Task details ::
Work through the records below and tally every line containing "category". Reply with the total alone.

Saved entries ::
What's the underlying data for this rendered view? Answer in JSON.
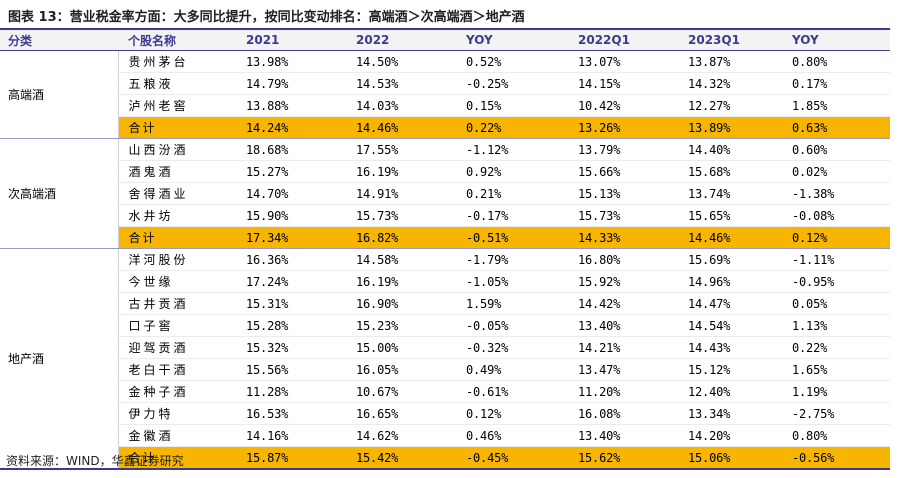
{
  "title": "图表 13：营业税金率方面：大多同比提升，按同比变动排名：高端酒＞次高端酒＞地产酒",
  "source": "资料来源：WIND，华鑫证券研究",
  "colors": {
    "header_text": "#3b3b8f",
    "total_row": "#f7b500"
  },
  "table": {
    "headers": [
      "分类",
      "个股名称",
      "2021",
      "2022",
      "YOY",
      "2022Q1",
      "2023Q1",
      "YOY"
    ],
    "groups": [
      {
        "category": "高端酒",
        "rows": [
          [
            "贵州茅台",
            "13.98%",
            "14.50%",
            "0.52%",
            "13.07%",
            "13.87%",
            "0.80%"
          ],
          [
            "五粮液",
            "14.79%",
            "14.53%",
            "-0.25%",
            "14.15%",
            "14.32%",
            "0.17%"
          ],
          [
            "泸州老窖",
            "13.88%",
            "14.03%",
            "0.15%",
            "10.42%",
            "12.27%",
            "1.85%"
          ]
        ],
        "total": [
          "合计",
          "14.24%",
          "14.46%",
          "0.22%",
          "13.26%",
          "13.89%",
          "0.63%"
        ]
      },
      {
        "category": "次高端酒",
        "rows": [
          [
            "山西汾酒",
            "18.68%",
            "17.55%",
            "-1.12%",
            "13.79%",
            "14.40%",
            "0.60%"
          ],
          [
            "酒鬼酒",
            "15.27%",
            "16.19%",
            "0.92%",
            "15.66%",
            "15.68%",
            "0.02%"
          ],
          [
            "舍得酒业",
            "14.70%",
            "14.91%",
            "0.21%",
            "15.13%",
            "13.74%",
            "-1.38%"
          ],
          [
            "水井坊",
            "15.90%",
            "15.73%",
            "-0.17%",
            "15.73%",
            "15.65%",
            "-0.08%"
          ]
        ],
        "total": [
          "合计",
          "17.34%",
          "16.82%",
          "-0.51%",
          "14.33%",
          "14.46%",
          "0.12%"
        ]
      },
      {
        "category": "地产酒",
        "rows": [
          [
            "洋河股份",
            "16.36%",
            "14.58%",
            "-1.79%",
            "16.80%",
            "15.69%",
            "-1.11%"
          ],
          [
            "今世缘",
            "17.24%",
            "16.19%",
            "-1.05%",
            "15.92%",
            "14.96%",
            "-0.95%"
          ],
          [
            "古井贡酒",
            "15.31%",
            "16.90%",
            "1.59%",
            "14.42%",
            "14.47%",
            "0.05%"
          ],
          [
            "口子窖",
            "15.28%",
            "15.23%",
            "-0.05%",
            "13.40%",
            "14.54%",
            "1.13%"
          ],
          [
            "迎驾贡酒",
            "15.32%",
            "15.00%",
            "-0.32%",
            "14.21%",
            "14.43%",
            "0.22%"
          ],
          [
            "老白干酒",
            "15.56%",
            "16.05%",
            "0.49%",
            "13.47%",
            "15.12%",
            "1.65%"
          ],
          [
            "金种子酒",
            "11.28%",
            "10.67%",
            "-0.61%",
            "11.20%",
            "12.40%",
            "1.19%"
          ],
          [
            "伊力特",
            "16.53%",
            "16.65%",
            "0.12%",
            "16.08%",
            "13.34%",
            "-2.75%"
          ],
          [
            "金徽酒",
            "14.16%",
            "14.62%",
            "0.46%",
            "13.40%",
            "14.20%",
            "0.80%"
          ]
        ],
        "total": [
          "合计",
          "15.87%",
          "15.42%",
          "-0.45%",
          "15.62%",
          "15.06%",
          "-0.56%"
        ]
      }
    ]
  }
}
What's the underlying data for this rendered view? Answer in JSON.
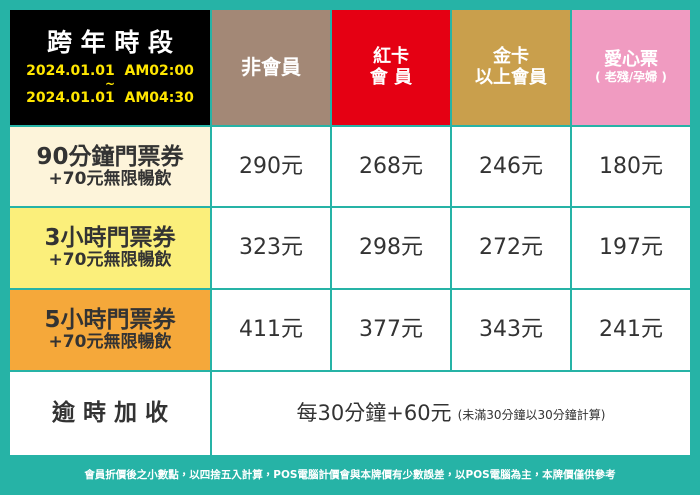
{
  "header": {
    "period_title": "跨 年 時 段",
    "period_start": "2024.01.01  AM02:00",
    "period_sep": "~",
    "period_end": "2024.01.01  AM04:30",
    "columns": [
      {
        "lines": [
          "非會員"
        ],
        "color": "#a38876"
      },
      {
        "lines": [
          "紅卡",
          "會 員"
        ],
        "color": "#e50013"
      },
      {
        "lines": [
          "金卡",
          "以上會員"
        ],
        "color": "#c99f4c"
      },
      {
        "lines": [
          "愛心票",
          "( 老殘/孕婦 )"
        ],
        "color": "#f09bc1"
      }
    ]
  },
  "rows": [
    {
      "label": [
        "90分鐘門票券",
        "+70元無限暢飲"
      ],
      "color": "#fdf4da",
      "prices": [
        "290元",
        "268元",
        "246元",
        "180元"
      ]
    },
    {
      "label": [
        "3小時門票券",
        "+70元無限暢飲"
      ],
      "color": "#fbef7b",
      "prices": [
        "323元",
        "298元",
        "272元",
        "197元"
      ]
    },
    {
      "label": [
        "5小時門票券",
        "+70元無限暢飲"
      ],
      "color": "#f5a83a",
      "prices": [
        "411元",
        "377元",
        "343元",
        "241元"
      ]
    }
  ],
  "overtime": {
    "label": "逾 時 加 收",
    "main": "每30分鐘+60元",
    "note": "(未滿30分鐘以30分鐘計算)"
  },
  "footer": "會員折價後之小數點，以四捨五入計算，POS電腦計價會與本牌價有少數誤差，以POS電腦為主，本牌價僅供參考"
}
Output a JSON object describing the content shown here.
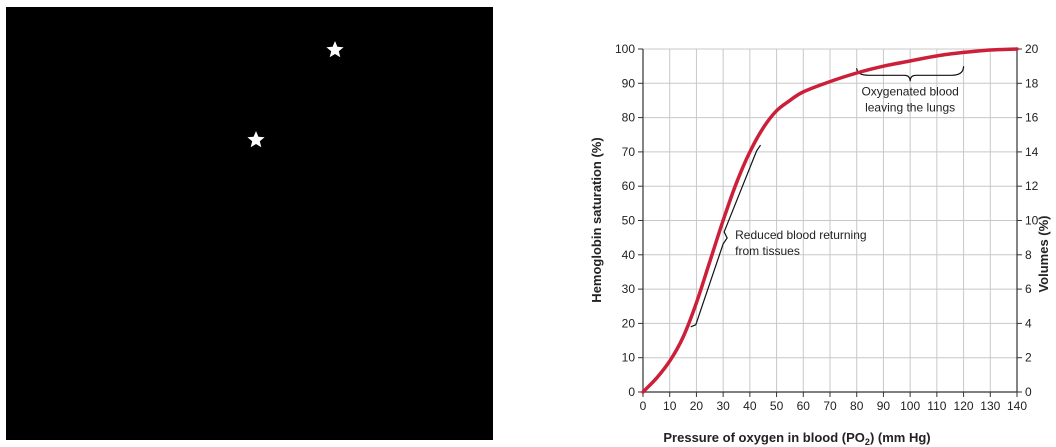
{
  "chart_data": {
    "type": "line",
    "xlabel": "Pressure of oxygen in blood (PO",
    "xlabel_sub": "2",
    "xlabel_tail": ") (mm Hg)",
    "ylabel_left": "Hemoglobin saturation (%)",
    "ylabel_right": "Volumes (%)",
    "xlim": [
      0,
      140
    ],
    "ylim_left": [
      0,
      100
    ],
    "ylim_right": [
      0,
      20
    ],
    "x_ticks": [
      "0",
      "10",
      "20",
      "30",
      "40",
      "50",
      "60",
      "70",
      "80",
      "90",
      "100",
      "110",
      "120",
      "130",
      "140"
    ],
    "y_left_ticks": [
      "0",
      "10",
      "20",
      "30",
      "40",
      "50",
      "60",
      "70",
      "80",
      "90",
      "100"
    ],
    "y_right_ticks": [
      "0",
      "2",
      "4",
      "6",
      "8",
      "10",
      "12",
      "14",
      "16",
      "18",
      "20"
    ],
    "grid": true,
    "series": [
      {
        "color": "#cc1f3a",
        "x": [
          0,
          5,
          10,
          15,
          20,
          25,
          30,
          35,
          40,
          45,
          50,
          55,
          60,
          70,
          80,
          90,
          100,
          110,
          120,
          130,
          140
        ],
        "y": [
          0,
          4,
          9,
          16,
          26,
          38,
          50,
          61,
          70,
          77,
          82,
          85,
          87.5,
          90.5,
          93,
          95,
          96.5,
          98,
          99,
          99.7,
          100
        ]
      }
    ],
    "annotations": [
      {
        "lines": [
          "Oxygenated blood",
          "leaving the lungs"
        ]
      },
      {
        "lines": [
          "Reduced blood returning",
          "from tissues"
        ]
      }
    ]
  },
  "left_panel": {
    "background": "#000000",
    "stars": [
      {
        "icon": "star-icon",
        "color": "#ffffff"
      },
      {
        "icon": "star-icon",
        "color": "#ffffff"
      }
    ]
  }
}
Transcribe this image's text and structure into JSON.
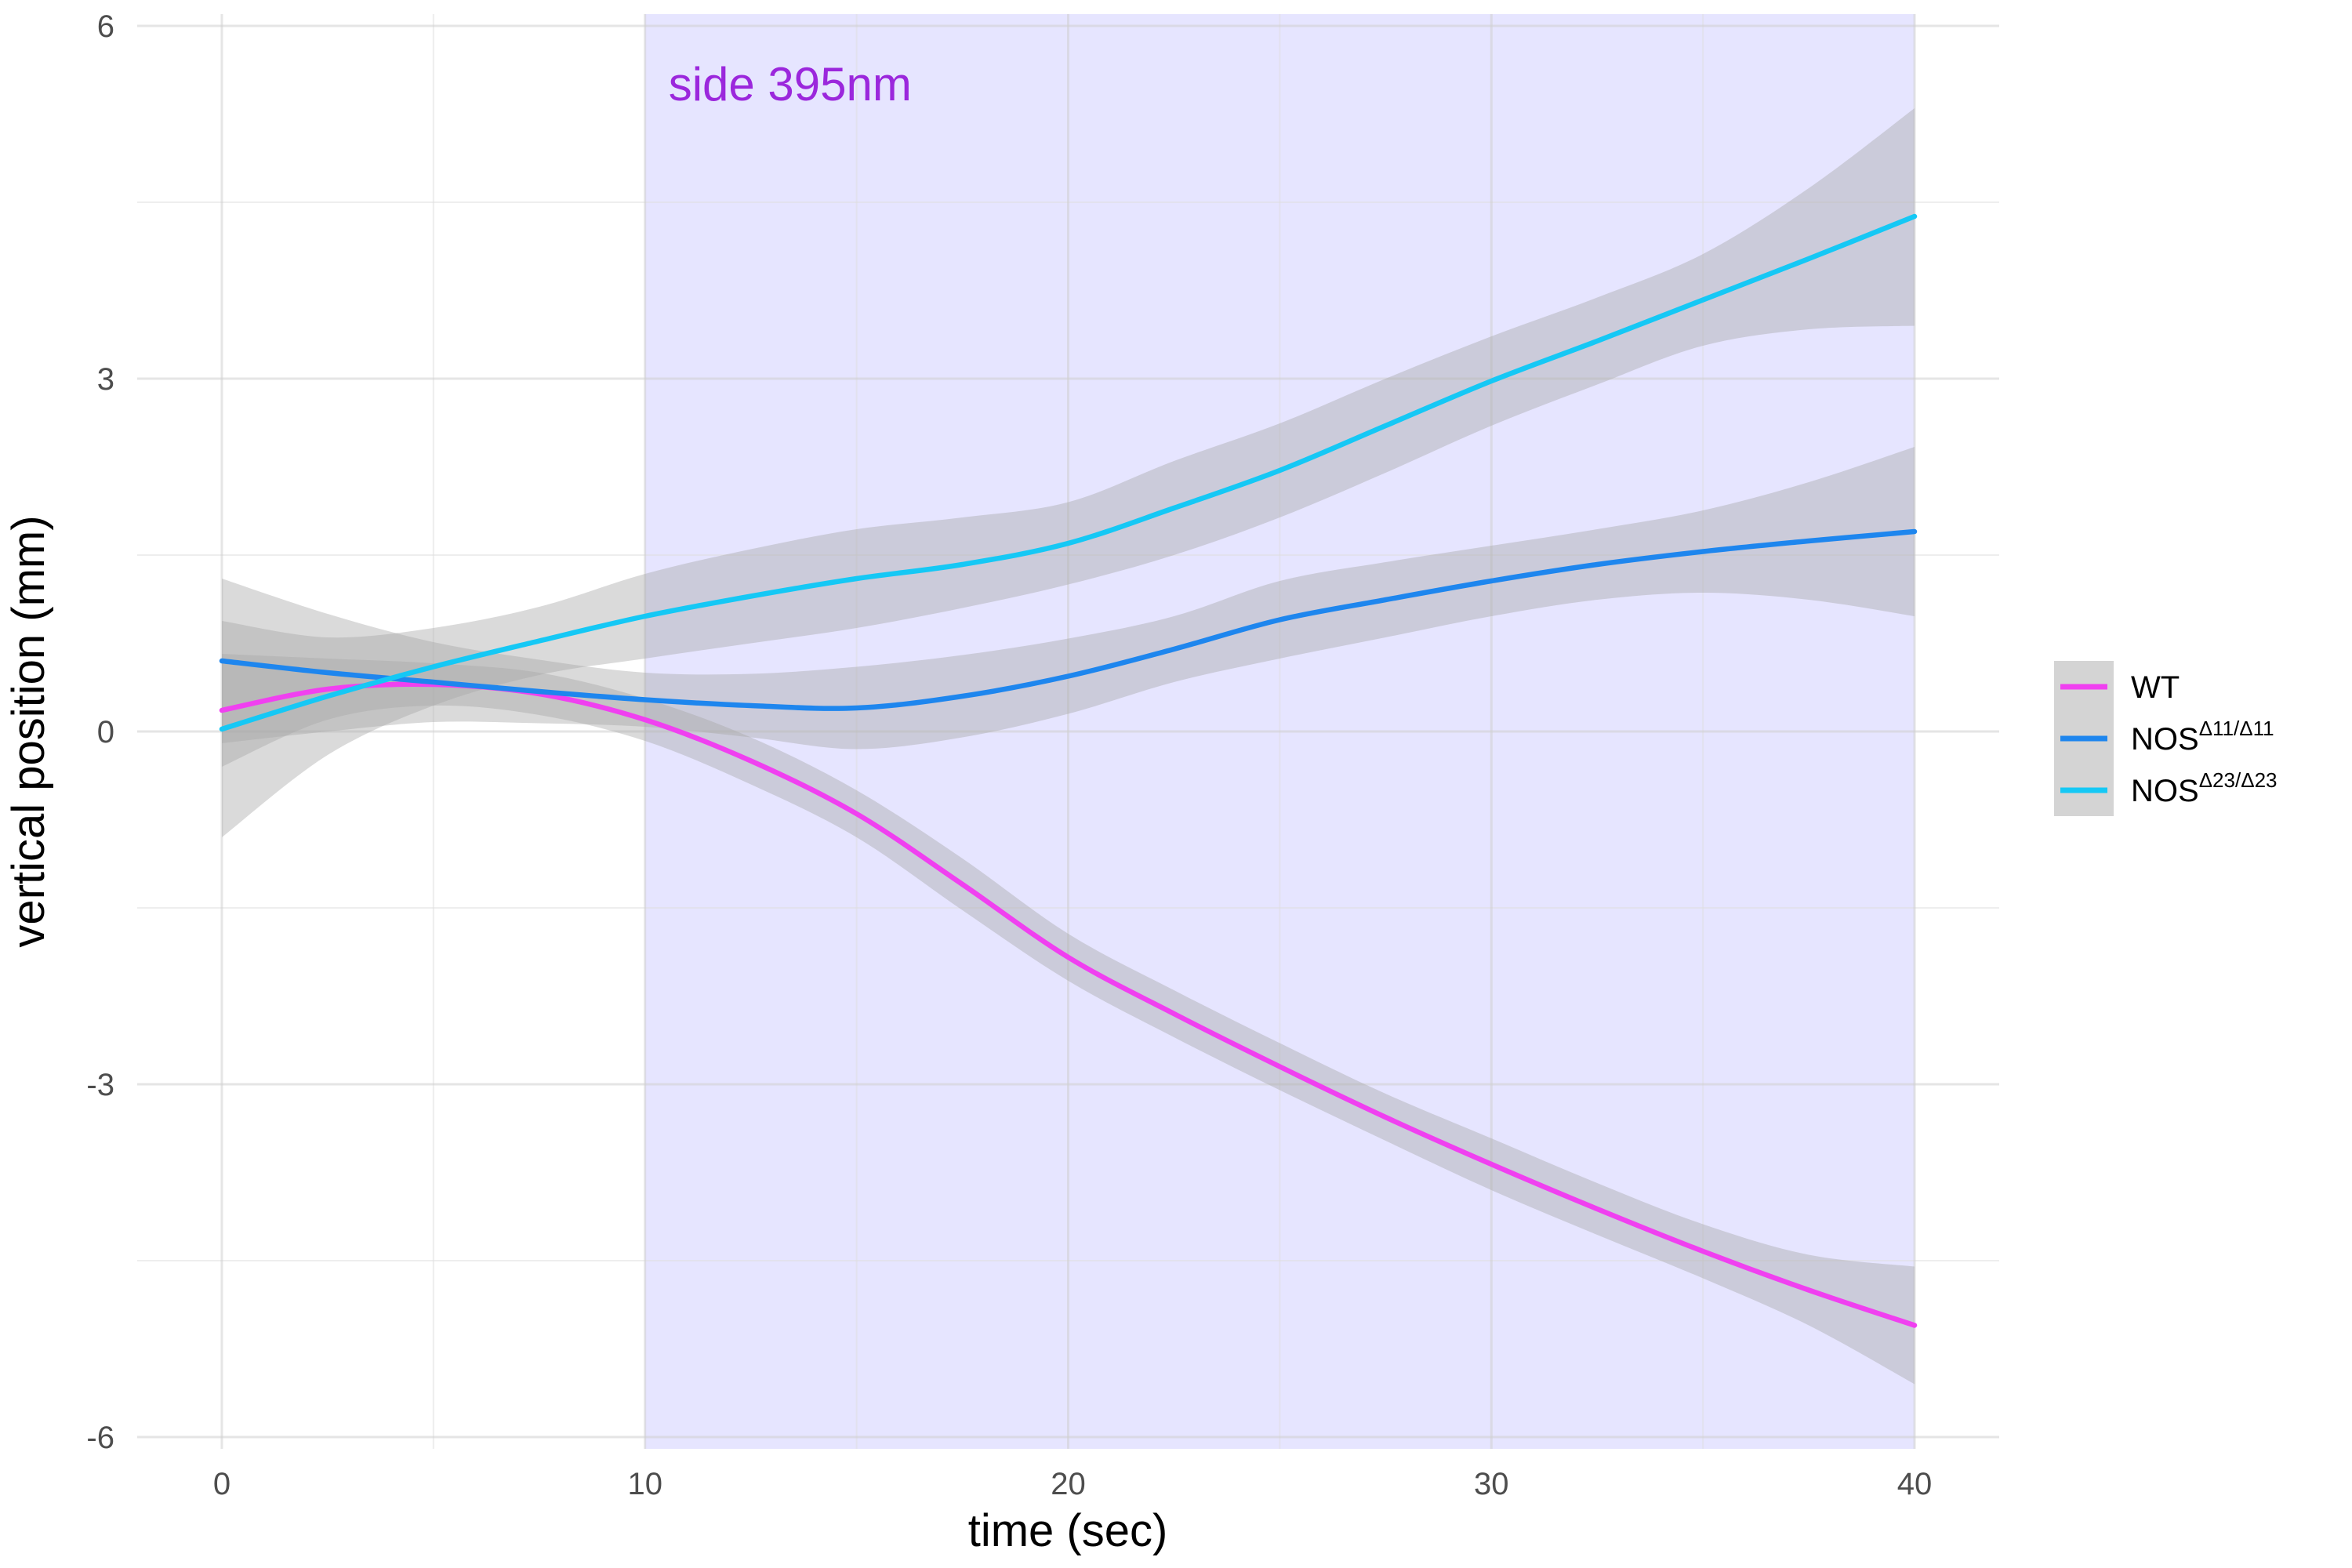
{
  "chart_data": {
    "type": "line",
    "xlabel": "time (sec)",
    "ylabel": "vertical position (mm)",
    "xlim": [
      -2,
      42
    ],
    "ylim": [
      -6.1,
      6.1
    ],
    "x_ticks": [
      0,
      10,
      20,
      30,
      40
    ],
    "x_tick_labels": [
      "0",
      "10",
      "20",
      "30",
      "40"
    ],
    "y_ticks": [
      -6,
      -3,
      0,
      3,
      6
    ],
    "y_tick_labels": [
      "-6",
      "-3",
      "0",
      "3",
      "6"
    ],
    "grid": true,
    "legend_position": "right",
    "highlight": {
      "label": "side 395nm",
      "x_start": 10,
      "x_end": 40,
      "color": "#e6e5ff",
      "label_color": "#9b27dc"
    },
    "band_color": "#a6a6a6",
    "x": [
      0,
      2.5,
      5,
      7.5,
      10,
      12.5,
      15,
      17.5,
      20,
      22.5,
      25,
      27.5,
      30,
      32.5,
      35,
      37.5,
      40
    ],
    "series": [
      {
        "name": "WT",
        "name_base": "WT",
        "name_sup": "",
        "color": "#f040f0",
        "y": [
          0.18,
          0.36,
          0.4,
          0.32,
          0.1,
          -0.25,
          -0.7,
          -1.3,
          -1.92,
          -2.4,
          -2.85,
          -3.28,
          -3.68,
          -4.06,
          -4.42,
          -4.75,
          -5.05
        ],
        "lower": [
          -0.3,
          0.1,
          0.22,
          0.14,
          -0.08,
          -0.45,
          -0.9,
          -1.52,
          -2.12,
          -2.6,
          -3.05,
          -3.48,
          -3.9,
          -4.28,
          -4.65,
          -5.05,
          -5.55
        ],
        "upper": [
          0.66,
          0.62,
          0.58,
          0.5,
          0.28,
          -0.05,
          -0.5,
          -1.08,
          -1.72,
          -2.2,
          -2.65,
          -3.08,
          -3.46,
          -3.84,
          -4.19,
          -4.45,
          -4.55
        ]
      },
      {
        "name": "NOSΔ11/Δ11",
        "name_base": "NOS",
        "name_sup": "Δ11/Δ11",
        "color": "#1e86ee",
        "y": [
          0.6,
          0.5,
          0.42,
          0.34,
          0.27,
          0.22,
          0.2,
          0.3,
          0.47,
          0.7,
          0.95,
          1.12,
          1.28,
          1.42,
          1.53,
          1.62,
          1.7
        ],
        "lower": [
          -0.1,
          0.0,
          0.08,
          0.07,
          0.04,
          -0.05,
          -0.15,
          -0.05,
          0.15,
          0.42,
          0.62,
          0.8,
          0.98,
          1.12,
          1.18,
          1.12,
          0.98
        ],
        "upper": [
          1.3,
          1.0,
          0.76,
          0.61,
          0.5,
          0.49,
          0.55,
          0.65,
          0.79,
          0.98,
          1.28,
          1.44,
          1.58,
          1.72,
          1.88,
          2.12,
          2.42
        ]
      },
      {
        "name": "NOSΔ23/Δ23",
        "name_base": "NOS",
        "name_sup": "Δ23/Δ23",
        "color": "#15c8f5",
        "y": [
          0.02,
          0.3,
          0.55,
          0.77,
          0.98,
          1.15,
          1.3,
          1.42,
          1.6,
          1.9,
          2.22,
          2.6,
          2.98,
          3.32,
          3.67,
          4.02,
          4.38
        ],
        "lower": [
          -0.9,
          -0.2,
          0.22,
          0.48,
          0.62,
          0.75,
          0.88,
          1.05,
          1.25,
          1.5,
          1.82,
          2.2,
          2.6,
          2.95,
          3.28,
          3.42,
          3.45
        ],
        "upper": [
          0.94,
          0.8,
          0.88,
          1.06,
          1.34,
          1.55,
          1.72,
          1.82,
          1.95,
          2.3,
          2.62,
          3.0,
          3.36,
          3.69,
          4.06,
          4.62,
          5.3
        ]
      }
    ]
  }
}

Task result ::
3